===== DATA LISTING

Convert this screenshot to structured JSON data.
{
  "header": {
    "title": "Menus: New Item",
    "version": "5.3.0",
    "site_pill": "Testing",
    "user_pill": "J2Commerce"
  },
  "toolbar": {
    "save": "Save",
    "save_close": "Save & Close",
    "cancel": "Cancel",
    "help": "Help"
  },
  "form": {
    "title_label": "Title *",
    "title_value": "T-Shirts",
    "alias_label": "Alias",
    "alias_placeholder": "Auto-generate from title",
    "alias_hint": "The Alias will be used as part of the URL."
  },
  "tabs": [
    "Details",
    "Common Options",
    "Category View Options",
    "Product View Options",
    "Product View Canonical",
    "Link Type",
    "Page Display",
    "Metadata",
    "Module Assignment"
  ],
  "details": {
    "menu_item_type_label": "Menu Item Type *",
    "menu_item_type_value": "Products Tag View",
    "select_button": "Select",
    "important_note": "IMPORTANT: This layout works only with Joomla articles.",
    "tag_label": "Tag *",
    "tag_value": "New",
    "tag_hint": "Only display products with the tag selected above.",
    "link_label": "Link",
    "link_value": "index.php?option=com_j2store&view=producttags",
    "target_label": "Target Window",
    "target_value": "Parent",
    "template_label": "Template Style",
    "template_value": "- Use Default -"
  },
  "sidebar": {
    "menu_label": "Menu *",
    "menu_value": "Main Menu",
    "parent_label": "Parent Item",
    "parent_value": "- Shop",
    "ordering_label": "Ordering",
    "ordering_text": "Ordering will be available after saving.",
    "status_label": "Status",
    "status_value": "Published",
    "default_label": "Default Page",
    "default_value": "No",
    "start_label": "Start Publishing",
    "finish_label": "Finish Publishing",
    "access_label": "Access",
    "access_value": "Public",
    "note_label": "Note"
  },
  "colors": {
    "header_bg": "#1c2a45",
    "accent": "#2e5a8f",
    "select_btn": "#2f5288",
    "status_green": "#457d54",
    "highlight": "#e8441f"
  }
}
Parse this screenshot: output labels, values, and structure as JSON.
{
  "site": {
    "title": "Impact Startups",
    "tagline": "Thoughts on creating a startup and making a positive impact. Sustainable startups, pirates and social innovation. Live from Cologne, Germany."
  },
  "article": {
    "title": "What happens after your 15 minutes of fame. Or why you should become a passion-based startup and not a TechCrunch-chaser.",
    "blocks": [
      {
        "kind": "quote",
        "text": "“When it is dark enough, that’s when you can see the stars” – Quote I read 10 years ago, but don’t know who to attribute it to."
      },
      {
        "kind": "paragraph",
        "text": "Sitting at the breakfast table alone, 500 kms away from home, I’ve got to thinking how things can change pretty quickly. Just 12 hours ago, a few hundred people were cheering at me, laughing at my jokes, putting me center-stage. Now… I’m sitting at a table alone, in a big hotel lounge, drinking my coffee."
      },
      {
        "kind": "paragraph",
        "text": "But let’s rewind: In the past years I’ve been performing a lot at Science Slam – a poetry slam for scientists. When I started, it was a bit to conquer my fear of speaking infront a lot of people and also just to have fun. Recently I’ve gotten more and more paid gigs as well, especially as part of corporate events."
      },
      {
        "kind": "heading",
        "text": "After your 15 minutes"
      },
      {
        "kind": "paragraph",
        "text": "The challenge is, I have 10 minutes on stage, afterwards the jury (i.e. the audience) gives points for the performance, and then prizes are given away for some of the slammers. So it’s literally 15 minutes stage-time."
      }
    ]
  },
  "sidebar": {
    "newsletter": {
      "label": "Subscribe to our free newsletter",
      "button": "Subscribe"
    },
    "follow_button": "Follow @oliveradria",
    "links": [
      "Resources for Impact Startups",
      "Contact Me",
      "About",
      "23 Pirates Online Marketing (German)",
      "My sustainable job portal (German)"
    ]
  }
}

==========

**STATED PROBLEM:**
Set down the material above again, word for word.

**ANSWER IN FULL:**
Convert this screenshot to structured JSON data.
{
  "header": {
    "title": "Menus: New Item",
    "version": "5.3.0",
    "site_pill": "Testing",
    "user_pill": "J2Commerce"
  },
  "toolbar": {
    "save": "Save",
    "save_close": "Save & Close",
    "cancel": "Cancel",
    "help": "Help"
  },
  "form": {
    "title_label": "Title *",
    "title_value": "T-Shirts",
    "alias_label": "Alias",
    "alias_placeholder": "Auto-generate from title",
    "alias_hint": "The Alias will be used as part of the URL."
  },
  "tabs": [
    "Details",
    "Common Options",
    "Category View Options",
    "Product View Options",
    "Product View Canonical",
    "Link Type",
    "Page Display",
    "Metadata",
    "Module Assignment"
  ],
  "details": {
    "menu_item_type_label": "Menu Item Type *",
    "menu_item_type_value": "Products Tag View",
    "select_button": "Select",
    "important_note": "IMPORTANT: This layout works only with Joomla articles.",
    "tag_label": "Tag *",
    "tag_value": "New",
    "tag_hint": "Only display products with the tag selected above.",
    "link_label": "Link",
    "link_value": "index.php?option=com_j2store&view=producttags",
    "target_label": "Target Window",
    "target_value": "Parent",
    "template_label": "Template Style",
    "template_value": "- Use Default -"
  },
  "sidebar": {
    "menu_label": "Menu *",
    "menu_value": "Main Menu",
    "parent_label": "Parent Item",
    "parent_value": "- Shop",
    "ordering_label": "Ordering",
    "ordering_text": "Ordering will be available after saving.",
    "status_label": "Status",
    "status_value": "Published",
    "default_label": "Default Page",
    "default_value": "No",
    "start_label": "Start Publishing",
    "finish_label": "Finish Publishing",
    "access_label": "Access",
    "access_value": "Public",
    "note_label": "Note"
  },
  "colors": {
    "header_bg": "#1c2a45",
    "accent": "#2e5a8f",
    "select_btn": "#2f5288",
    "status_green": "#457d54",
    "highlight": "#e8441f"
  }
}
Parse this screenshot: output labels, values, and structure as JSON.
{
  "site": {
    "title": "Impact Startups",
    "tagline": "Thoughts on creating a startup and making a positive impact. Sustainable startups, pirates and social innovation. Live from Cologne, Germany."
  },
  "article": {
    "title": "What happens after your 15 minutes of fame. Or why you should become a passion-based startup and not a TechCrunch-chaser.",
    "blocks": [
      {
        "kind": "quote",
        "text": "“When it is dark enough, that’s when you can see the stars” – Quote I read 10 years ago, but don’t know who to attribute it to."
      },
      {
        "kind": "paragraph",
        "text": "Sitting at the breakfast table alone, 500 kms away from home, I’ve got to thinking how things can change pretty quickly. Just 12 hours ago, a few hundred people were cheering at me, laughing at my jokes, putting me center-stage. Now… I’m sitting at a table alone, in a big hotel lounge, drinking my coffee."
      },
      {
        "kind": "paragraph",
        "text": "But let’s rewind: In the past years I’ve been performing a lot at Science Slam – a poetry slam for scientists. When I started, it was a bit to conquer my fear of speaking infront a lot of people and also just to have fun. Recently I’ve gotten more and more paid gigs as well, especially as part of corporate events."
      },
      {
        "kind": "heading",
        "text": "After your 15 minutes"
      },
      {
        "kind": "paragraph",
        "text": "The challenge is, I have 10 minutes on stage, afterwards the jury (i.e. the audience) gives points for the performance, and then prizes are given away for some of the slammers. So it’s literally 15 minutes stage-time."
      }
    ]
  },
  "sidebar": {
    "newsletter": {
      "label": "Subscribe to our free newsletter",
      "button": "Subscribe"
    },
    "follow_button": "Follow @oliveradria",
    "links": [
      "Resources for Impact Startups",
      "Contact Me",
      "About",
      "23 Pirates Online Marketing (German)",
      "My sustainable job portal (German)"
    ]
  }
}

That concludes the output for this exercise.